**Job:** Beneath this task is a listing; retype all of it exactly.

━━━━━━━━━━━━━━━━

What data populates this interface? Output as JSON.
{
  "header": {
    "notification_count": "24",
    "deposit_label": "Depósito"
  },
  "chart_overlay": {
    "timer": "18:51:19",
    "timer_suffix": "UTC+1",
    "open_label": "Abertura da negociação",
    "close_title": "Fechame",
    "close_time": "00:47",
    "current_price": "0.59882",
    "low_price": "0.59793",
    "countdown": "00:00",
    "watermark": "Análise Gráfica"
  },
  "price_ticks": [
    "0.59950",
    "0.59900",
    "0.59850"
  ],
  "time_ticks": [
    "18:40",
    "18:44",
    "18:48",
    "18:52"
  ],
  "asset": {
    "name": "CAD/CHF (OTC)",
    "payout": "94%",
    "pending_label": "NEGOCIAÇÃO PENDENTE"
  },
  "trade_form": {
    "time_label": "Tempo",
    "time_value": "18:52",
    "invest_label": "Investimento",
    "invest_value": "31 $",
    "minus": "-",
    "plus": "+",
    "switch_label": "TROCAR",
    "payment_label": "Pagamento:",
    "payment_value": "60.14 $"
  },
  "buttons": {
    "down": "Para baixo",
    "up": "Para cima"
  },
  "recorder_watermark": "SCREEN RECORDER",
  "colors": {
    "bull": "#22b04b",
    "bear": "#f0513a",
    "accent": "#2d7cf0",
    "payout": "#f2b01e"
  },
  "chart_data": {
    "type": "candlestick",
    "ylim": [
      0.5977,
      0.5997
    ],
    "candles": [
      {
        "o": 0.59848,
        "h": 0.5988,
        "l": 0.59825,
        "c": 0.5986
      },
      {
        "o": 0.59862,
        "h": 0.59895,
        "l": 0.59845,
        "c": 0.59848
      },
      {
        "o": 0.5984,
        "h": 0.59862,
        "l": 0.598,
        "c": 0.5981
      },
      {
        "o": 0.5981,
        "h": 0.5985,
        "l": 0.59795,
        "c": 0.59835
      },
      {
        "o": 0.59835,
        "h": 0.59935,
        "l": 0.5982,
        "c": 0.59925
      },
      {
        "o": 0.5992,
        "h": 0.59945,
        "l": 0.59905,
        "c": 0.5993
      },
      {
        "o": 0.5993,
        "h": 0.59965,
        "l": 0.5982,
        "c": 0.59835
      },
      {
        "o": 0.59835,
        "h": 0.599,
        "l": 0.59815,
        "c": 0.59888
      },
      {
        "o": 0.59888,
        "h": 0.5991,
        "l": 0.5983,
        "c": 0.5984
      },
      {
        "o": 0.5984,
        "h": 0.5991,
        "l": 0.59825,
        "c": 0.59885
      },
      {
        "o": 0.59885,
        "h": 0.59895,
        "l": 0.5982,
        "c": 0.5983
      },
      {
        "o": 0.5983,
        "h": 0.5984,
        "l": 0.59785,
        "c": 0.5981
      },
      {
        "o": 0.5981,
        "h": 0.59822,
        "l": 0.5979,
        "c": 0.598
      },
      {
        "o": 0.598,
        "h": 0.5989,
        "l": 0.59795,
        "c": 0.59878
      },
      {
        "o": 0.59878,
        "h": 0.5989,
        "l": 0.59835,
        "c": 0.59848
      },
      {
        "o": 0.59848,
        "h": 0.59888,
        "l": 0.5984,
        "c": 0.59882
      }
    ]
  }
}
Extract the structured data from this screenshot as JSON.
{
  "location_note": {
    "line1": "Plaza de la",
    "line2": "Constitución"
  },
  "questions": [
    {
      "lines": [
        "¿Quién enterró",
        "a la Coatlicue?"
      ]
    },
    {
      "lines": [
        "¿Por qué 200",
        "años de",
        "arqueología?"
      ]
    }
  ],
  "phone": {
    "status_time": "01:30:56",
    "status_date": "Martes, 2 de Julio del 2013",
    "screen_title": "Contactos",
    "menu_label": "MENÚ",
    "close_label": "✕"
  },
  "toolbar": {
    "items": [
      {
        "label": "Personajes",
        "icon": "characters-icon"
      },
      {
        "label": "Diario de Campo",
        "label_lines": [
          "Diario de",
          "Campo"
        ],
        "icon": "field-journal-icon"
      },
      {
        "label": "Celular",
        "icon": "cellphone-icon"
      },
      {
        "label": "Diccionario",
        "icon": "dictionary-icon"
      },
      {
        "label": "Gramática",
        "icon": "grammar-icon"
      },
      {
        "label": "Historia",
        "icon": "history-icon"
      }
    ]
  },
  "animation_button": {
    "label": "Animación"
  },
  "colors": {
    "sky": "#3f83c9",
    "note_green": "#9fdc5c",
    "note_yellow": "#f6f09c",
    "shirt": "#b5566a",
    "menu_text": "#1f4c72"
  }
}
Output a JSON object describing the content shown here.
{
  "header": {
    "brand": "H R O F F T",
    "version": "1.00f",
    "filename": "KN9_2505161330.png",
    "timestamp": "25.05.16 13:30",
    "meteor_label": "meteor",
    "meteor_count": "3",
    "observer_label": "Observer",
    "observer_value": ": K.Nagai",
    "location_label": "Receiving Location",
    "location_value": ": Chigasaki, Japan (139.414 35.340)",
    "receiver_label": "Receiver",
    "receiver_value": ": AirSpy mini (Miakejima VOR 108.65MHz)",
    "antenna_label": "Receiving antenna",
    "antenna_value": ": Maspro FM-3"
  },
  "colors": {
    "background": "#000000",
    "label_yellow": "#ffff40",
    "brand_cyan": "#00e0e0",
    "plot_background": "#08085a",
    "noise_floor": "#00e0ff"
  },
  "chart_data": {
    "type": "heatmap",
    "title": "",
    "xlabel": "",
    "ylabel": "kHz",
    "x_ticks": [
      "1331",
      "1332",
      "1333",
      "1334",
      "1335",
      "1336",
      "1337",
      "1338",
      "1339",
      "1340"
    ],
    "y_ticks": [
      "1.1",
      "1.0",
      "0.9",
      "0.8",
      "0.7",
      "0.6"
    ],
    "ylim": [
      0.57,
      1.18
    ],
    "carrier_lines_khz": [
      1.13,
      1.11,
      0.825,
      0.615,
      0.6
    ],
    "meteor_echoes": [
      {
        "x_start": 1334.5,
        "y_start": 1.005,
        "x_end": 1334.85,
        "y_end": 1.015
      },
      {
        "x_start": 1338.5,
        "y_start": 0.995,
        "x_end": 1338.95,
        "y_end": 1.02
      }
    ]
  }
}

━━━━━━━━━━━━━━━━

**Exercise output:**
What data populates this interface? Output as JSON.
{
  "header": {
    "notification_count": "24",
    "deposit_label": "Depósito"
  },
  "chart_overlay": {
    "timer": "18:51:19",
    "timer_suffix": "UTC+1",
    "open_label": "Abertura da negociação",
    "close_title": "Fechame",
    "close_time": "00:47",
    "current_price": "0.59882",
    "low_price": "0.59793",
    "countdown": "00:00",
    "watermark": "Análise Gráfica"
  },
  "price_ticks": [
    "0.59950",
    "0.59900",
    "0.59850"
  ],
  "time_ticks": [
    "18:40",
    "18:44",
    "18:48",
    "18:52"
  ],
  "asset": {
    "name": "CAD/CHF (OTC)",
    "payout": "94%",
    "pending_label": "NEGOCIAÇÃO PENDENTE"
  },
  "trade_form": {
    "time_label": "Tempo",
    "time_value": "18:52",
    "invest_label": "Investimento",
    "invest_value": "31 $",
    "minus": "-",
    "plus": "+",
    "switch_label": "TROCAR",
    "payment_label": "Pagamento:",
    "payment_value": "60.14 $"
  },
  "buttons": {
    "down": "Para baixo",
    "up": "Para cima"
  },
  "recorder_watermark": "SCREEN RECORDER",
  "colors": {
    "bull": "#22b04b",
    "bear": "#f0513a",
    "accent": "#2d7cf0",
    "payout": "#f2b01e"
  },
  "chart_data": {
    "type": "candlestick",
    "ylim": [
      0.5977,
      0.5997
    ],
    "candles": [
      {
        "o": 0.59848,
        "h": 0.5988,
        "l": 0.59825,
        "c": 0.5986
      },
      {
        "o": 0.59862,
        "h": 0.59895,
        "l": 0.59845,
        "c": 0.59848
      },
      {
        "o": 0.5984,
        "h": 0.59862,
        "l": 0.598,
        "c": 0.5981
      },
      {
        "o": 0.5981,
        "h": 0.5985,
        "l": 0.59795,
        "c": 0.59835
      },
      {
        "o": 0.59835,
        "h": 0.59935,
        "l": 0.5982,
        "c": 0.59925
      },
      {
        "o": 0.5992,
        "h": 0.59945,
        "l": 0.59905,
        "c": 0.5993
      },
      {
        "o": 0.5993,
        "h": 0.59965,
        "l": 0.5982,
        "c": 0.59835
      },
      {
        "o": 0.59835,
        "h": 0.599,
        "l": 0.59815,
        "c": 0.59888
      },
      {
        "o": 0.59888,
        "h": 0.5991,
        "l": 0.5983,
        "c": 0.5984
      },
      {
        "o": 0.5984,
        "h": 0.5991,
        "l": 0.59825,
        "c": 0.59885
      },
      {
        "o": 0.59885,
        "h": 0.59895,
        "l": 0.5982,
        "c": 0.5983
      },
      {
        "o": 0.5983,
        "h": 0.5984,
        "l": 0.59785,
        "c": 0.5981
      },
      {
        "o": 0.5981,
        "h": 0.59822,
        "l": 0.5979,
        "c": 0.598
      },
      {
        "o": 0.598,
        "h": 0.5989,
        "l": 0.59795,
        "c": 0.59878
      },
      {
        "o": 0.59878,
        "h": 0.5989,
        "l": 0.59835,
        "c": 0.59848
      },
      {
        "o": 0.59848,
        "h": 0.59888,
        "l": 0.5984,
        "c": 0.59882
      }
    ]
  }
}
Extract the structured data from this screenshot as JSON.
{
  "location_note": {
    "line1": "Plaza de la",
    "line2": "Constitución"
  },
  "questions": [
    {
      "lines": [
        "¿Quién enterró",
        "a la Coatlicue?"
      ]
    },
    {
      "lines": [
        "¿Por qué 200",
        "años de",
        "arqueología?"
      ]
    }
  ],
  "phone": {
    "status_time": "01:30:56",
    "status_date": "Martes, 2 de Julio del 2013",
    "screen_title": "Contactos",
    "menu_label": "MENÚ",
    "close_label": "✕"
  },
  "toolbar": {
    "items": [
      {
        "label": "Personajes",
        "icon": "characters-icon"
      },
      {
        "label": "Diario de Campo",
        "label_lines": [
          "Diario de",
          "Campo"
        ],
        "icon": "field-journal-icon"
      },
      {
        "label": "Celular",
        "icon": "cellphone-icon"
      },
      {
        "label": "Diccionario",
        "icon": "dictionary-icon"
      },
      {
        "label": "Gramática",
        "icon": "grammar-icon"
      },
      {
        "label": "Historia",
        "icon": "history-icon"
      }
    ]
  },
  "animation_button": {
    "label": "Animación"
  },
  "colors": {
    "sky": "#3f83c9",
    "note_green": "#9fdc5c",
    "note_yellow": "#f6f09c",
    "shirt": "#b5566a",
    "menu_text": "#1f4c72"
  }
}
Output a JSON object describing the content shown here.
{
  "header": {
    "brand": "H R O F F T",
    "version": "1.00f",
    "filename": "KN9_2505161330.png",
    "timestamp": "25.05.16 13:30",
    "meteor_label": "meteor",
    "meteor_count": "3",
    "observer_label": "Observer",
    "observer_value": ": K.Nagai",
    "location_label": "Receiving Location",
    "location_value": ": Chigasaki, Japan (139.414 35.340)",
    "receiver_label": "Receiver",
    "receiver_value": ": AirSpy mini (Miakejima VOR 108.65MHz)",
    "antenna_label": "Receiving antenna",
    "antenna_value": ": Maspro FM-3"
  },
  "colors": {
    "background": "#000000",
    "label_yellow": "#ffff40",
    "brand_cyan": "#00e0e0",
    "plot_background": "#08085a",
    "noise_floor": "#00e0ff"
  },
  "chart_data": {
    "type": "heatmap",
    "title": "",
    "xlabel": "",
    "ylabel": "kHz",
    "x_ticks": [
      "1331",
      "1332",
      "1333",
      "1334",
      "1335",
      "1336",
      "1337",
      "1338",
      "1339",
      "1340"
    ],
    "y_ticks": [
      "1.1",
      "1.0",
      "0.9",
      "0.8",
      "0.7",
      "0.6"
    ],
    "ylim": [
      0.57,
      1.18
    ],
    "carrier_lines_khz": [
      1.13,
      1.11,
      0.825,
      0.615,
      0.6
    ],
    "meteor_echoes": [
      {
        "x_start": 1334.5,
        "y_start": 1.005,
        "x_end": 1334.85,
        "y_end": 1.015
      },
      {
        "x_start": 1338.5,
        "y_start": 0.995,
        "x_end": 1338.95,
        "y_end": 1.02
      }
    ]
  }
}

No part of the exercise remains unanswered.